------ PROVIDED INFORMATION ------

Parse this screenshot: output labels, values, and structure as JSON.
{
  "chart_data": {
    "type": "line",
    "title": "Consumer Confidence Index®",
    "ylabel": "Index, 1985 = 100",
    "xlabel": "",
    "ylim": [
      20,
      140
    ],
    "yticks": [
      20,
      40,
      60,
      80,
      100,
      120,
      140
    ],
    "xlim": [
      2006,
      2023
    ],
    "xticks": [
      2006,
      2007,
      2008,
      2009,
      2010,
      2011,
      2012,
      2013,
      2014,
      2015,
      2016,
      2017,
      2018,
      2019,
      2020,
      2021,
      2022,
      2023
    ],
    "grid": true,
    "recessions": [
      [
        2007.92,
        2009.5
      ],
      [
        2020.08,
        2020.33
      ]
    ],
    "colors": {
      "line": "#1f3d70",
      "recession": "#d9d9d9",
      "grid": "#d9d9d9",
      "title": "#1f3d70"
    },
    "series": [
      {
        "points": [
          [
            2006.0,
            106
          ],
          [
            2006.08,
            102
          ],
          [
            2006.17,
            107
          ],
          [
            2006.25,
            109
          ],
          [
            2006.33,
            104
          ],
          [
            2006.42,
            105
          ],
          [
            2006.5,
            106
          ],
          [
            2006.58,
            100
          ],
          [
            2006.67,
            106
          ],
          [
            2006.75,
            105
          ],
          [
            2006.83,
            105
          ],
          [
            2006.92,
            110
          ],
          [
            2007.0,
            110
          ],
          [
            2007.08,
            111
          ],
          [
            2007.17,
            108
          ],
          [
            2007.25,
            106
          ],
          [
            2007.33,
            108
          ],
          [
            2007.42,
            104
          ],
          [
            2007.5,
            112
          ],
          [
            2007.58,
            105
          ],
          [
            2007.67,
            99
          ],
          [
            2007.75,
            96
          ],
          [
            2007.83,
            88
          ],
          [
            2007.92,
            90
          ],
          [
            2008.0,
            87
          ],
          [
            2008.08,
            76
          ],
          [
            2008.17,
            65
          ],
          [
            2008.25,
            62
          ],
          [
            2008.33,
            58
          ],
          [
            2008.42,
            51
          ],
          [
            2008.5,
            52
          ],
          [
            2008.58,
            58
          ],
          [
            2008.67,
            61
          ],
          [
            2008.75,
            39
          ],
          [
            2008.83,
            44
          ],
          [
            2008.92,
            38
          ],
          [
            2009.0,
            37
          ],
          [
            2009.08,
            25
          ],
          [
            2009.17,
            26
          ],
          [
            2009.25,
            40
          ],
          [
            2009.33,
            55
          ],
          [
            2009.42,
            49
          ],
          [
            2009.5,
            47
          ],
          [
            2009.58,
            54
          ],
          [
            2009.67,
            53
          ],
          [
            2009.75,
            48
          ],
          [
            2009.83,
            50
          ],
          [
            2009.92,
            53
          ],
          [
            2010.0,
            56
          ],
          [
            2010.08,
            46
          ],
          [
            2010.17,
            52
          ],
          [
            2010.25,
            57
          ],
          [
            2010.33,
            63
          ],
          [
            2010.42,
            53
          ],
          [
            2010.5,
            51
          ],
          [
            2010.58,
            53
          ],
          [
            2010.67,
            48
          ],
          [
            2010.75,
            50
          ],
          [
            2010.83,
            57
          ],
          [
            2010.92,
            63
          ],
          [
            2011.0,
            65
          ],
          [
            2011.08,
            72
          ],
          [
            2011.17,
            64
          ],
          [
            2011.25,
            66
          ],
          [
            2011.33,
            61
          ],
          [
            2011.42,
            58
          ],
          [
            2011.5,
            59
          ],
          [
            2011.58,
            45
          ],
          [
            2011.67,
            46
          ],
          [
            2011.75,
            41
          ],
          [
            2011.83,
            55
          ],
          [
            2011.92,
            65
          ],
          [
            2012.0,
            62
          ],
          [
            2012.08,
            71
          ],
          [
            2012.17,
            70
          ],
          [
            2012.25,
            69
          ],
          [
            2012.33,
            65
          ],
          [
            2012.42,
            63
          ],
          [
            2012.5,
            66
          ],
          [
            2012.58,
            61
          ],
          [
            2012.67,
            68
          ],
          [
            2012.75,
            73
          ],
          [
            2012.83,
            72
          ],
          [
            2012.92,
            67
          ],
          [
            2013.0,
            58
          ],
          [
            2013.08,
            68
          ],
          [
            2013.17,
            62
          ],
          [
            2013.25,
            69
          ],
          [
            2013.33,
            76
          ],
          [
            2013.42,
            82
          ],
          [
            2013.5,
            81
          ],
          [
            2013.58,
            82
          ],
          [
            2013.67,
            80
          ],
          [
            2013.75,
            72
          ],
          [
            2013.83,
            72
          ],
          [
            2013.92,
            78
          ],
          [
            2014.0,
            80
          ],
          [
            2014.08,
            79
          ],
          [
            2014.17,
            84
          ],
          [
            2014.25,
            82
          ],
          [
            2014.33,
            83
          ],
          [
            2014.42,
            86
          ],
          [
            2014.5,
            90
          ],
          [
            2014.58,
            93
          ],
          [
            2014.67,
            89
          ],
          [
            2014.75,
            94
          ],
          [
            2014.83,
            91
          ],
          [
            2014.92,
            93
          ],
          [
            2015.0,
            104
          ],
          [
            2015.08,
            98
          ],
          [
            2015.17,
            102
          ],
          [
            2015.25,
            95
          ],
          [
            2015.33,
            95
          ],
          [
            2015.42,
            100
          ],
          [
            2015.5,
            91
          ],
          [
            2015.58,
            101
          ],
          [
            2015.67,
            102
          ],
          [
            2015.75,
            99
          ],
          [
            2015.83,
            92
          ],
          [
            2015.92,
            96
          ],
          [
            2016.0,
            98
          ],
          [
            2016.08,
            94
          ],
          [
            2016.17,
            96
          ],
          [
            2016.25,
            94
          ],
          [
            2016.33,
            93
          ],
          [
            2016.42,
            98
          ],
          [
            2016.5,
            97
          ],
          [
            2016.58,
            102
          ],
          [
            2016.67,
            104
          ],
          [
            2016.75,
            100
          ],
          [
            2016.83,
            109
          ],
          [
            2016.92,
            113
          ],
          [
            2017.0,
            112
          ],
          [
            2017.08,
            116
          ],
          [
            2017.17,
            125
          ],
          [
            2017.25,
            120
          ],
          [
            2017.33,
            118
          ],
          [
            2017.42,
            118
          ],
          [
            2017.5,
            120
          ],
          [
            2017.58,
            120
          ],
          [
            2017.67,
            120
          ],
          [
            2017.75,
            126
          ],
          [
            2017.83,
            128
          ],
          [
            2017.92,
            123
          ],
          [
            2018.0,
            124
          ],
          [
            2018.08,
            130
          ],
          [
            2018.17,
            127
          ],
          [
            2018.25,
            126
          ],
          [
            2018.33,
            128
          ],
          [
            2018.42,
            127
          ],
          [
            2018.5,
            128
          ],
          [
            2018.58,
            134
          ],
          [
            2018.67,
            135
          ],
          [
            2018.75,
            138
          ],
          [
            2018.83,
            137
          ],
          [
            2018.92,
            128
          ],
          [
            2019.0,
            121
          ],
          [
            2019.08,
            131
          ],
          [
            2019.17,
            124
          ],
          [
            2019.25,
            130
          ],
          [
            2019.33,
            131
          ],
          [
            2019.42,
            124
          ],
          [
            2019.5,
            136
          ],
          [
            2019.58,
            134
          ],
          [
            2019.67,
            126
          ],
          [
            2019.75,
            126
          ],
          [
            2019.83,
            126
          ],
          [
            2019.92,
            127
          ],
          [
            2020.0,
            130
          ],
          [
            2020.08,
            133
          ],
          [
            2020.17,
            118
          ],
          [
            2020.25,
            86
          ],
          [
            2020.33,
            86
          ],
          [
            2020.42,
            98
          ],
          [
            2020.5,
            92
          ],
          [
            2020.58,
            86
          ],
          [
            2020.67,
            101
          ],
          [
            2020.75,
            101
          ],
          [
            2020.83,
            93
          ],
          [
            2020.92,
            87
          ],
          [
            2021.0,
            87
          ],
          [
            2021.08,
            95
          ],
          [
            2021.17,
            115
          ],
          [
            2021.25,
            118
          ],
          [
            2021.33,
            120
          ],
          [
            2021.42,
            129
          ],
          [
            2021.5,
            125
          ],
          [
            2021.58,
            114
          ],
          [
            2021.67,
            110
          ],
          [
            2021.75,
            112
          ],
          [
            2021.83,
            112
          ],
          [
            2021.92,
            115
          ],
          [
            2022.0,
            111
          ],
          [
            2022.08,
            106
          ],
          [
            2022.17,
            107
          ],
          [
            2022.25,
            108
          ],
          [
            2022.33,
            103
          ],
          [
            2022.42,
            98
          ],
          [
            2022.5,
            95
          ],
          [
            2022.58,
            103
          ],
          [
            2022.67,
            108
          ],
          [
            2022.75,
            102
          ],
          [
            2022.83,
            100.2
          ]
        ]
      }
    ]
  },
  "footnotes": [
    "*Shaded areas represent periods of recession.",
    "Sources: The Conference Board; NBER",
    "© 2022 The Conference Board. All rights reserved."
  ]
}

------

*AIM*. In the entries above, find each line with the string "Board" and copy it.

*TASK RESULT*.
    "Sources: The Conference Board; NBER",
    "© 2022 The Conference Board. All rights reserved."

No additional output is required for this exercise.